Stored entries
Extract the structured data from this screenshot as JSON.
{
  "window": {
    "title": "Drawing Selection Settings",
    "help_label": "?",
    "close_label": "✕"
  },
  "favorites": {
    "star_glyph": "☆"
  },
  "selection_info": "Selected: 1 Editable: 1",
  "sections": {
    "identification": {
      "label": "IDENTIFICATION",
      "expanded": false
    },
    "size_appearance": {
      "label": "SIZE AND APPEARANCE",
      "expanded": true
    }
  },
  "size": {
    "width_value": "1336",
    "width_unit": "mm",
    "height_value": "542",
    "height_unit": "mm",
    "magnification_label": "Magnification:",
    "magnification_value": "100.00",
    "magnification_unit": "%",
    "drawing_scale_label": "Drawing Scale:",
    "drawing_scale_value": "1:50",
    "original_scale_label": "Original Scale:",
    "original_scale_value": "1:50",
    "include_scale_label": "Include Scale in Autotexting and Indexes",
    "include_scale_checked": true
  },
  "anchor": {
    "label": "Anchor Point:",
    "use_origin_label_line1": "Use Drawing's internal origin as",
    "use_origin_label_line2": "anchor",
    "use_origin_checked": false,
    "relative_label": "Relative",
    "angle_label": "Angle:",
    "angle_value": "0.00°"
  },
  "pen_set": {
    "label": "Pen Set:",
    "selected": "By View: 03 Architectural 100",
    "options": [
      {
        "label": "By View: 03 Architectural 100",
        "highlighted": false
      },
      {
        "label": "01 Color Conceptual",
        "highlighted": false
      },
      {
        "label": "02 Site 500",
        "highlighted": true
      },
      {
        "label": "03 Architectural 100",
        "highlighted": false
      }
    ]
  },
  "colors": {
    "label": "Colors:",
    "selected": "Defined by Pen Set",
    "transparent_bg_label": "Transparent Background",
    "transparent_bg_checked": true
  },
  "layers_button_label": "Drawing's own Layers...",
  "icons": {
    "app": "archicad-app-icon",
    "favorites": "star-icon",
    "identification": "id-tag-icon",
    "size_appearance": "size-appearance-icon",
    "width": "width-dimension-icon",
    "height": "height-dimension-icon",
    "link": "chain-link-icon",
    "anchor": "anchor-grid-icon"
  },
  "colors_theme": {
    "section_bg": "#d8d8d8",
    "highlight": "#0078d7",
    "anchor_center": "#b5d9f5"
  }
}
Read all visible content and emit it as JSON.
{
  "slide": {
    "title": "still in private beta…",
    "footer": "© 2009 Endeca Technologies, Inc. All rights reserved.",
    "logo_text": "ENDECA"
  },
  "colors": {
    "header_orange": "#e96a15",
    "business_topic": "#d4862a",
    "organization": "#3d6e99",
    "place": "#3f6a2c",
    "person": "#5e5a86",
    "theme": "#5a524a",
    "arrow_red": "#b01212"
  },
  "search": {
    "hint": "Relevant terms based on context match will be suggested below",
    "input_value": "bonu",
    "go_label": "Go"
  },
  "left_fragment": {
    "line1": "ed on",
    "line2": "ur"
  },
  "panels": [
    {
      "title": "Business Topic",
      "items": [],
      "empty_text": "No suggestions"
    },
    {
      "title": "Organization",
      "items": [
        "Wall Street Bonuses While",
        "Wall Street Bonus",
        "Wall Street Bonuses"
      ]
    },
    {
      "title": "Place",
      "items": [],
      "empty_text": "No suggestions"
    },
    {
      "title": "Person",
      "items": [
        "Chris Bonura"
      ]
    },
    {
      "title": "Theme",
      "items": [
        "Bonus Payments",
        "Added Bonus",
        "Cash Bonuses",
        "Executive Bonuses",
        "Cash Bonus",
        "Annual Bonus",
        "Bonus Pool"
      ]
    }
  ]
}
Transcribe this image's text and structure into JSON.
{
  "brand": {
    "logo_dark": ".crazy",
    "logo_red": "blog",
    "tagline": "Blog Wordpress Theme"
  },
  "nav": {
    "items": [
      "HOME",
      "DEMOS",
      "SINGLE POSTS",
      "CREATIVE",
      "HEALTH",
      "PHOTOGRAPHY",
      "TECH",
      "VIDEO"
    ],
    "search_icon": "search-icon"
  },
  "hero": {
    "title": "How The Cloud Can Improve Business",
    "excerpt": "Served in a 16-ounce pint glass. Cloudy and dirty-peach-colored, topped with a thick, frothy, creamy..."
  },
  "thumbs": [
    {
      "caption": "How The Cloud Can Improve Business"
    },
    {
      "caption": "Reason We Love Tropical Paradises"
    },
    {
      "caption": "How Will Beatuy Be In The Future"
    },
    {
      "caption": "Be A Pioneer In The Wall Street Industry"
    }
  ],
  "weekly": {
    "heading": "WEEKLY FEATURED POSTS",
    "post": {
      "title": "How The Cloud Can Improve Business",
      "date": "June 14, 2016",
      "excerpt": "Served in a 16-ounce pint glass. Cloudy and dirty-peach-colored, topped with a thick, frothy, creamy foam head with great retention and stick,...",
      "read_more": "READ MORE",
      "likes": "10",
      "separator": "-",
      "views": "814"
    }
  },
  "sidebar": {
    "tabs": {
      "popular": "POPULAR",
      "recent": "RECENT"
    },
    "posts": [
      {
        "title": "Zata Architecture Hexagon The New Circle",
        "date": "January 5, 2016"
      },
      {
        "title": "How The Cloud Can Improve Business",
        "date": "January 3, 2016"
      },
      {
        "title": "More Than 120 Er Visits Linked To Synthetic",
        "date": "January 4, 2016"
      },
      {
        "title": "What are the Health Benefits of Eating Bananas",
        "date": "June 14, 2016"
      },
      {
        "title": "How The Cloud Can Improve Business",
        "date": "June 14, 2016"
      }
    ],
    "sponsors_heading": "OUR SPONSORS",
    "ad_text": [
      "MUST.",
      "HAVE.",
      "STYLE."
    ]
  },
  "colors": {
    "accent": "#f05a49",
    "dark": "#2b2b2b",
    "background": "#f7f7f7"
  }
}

_Short problem_: Your task is to extract all of the records exactly.

_Task response_:
Extract the structured data from this screenshot as JSON.
{
  "window": {
    "title": "Drawing Selection Settings",
    "help_label": "?",
    "close_label": "✕"
  },
  "favorites": {
    "star_glyph": "☆"
  },
  "selection_info": "Selected: 1 Editable: 1",
  "sections": {
    "identification": {
      "label": "IDENTIFICATION",
      "expanded": false
    },
    "size_appearance": {
      "label": "SIZE AND APPEARANCE",
      "expanded": true
    }
  },
  "size": {
    "width_value": "1336",
    "width_unit": "mm",
    "height_value": "542",
    "height_unit": "mm",
    "magnification_label": "Magnification:",
    "magnification_value": "100.00",
    "magnification_unit": "%",
    "drawing_scale_label": "Drawing Scale:",
    "drawing_scale_value": "1:50",
    "original_scale_label": "Original Scale:",
    "original_scale_value": "1:50",
    "include_scale_label": "Include Scale in Autotexting and Indexes",
    "include_scale_checked": true
  },
  "anchor": {
    "label": "Anchor Point:",
    "use_origin_label_line1": "Use Drawing's internal origin as",
    "use_origin_label_line2": "anchor",
    "use_origin_checked": false,
    "relative_label": "Relative",
    "angle_label": "Angle:",
    "angle_value": "0.00°"
  },
  "pen_set": {
    "label": "Pen Set:",
    "selected": "By View: 03 Architectural 100",
    "options": [
      {
        "label": "By View: 03 Architectural 100",
        "highlighted": false
      },
      {
        "label": "01 Color Conceptual",
        "highlighted": false
      },
      {
        "label": "02 Site 500",
        "highlighted": true
      },
      {
        "label": "03 Architectural 100",
        "highlighted": false
      }
    ]
  },
  "colors": {
    "label": "Colors:",
    "selected": "Defined by Pen Set",
    "transparent_bg_label": "Transparent Background",
    "transparent_bg_checked": true
  },
  "layers_button_label": "Drawing's own Layers...",
  "icons": {
    "app": "archicad-app-icon",
    "favorites": "star-icon",
    "identification": "id-tag-icon",
    "size_appearance": "size-appearance-icon",
    "width": "width-dimension-icon",
    "height": "height-dimension-icon",
    "link": "chain-link-icon",
    "anchor": "anchor-grid-icon"
  },
  "colors_theme": {
    "section_bg": "#d8d8d8",
    "highlight": "#0078d7",
    "anchor_center": "#b5d9f5"
  }
}
Read all visible content and emit it as JSON.
{
  "slide": {
    "title": "still in private beta…",
    "footer": "© 2009 Endeca Technologies, Inc. All rights reserved.",
    "logo_text": "ENDECA"
  },
  "colors": {
    "header_orange": "#e96a15",
    "business_topic": "#d4862a",
    "organization": "#3d6e99",
    "place": "#3f6a2c",
    "person": "#5e5a86",
    "theme": "#5a524a",
    "arrow_red": "#b01212"
  },
  "search": {
    "hint": "Relevant terms based on context match will be suggested below",
    "input_value": "bonu",
    "go_label": "Go"
  },
  "left_fragment": {
    "line1": "ed on",
    "line2": "ur"
  },
  "panels": [
    {
      "title": "Business Topic",
      "items": [],
      "empty_text": "No suggestions"
    },
    {
      "title": "Organization",
      "items": [
        "Wall Street Bonuses While",
        "Wall Street Bonus",
        "Wall Street Bonuses"
      ]
    },
    {
      "title": "Place",
      "items": [],
      "empty_text": "No suggestions"
    },
    {
      "title": "Person",
      "items": [
        "Chris Bonura"
      ]
    },
    {
      "title": "Theme",
      "items": [
        "Bonus Payments",
        "Added Bonus",
        "Cash Bonuses",
        "Executive Bonuses",
        "Cash Bonus",
        "Annual Bonus",
        "Bonus Pool"
      ]
    }
  ]
}
Transcribe this image's text and structure into JSON.
{
  "brand": {
    "logo_dark": ".crazy",
    "logo_red": "blog",
    "tagline": "Blog Wordpress Theme"
  },
  "nav": {
    "items": [
      "HOME",
      "DEMOS",
      "SINGLE POSTS",
      "CREATIVE",
      "HEALTH",
      "PHOTOGRAPHY",
      "TECH",
      "VIDEO"
    ],
    "search_icon": "search-icon"
  },
  "hero": {
    "title": "How The Cloud Can Improve Business",
    "excerpt": "Served in a 16-ounce pint glass. Cloudy and dirty-peach-colored, topped with a thick, frothy, creamy..."
  },
  "thumbs": [
    {
      "caption": "How The Cloud Can Improve Business"
    },
    {
      "caption": "Reason We Love Tropical Paradises"
    },
    {
      "caption": "How Will Beatuy Be In The Future"
    },
    {
      "caption": "Be A Pioneer In The Wall Street Industry"
    }
  ],
  "weekly": {
    "heading": "WEEKLY FEATURED POSTS",
    "post": {
      "title": "How The Cloud Can Improve Business",
      "date": "June 14, 2016",
      "excerpt": "Served in a 16-ounce pint glass. Cloudy and dirty-peach-colored, topped with a thick, frothy, creamy foam head with great retention and stick,...",
      "read_more": "READ MORE",
      "likes": "10",
      "separator": "-",
      "views": "814"
    }
  },
  "sidebar": {
    "tabs": {
      "popular": "POPULAR",
      "recent": "RECENT"
    },
    "posts": [
      {
        "title": "Zata Architecture Hexagon The New Circle",
        "date": "January 5, 2016"
      },
      {
        "title": "How The Cloud Can Improve Business",
        "date": "January 3, 2016"
      },
      {
        "title": "More Than 120 Er Visits Linked To Synthetic",
        "date": "January 4, 2016"
      },
      {
        "title": "What are the Health Benefits of Eating Bananas",
        "date": "June 14, 2016"
      },
      {
        "title": "How The Cloud Can Improve Business",
        "date": "June 14, 2016"
      }
    ],
    "sponsors_heading": "OUR SPONSORS",
    "ad_text": [
      "MUST.",
      "HAVE.",
      "STYLE."
    ]
  },
  "colors": {
    "accent": "#f05a49",
    "dark": "#2b2b2b",
    "background": "#f7f7f7"
  }
}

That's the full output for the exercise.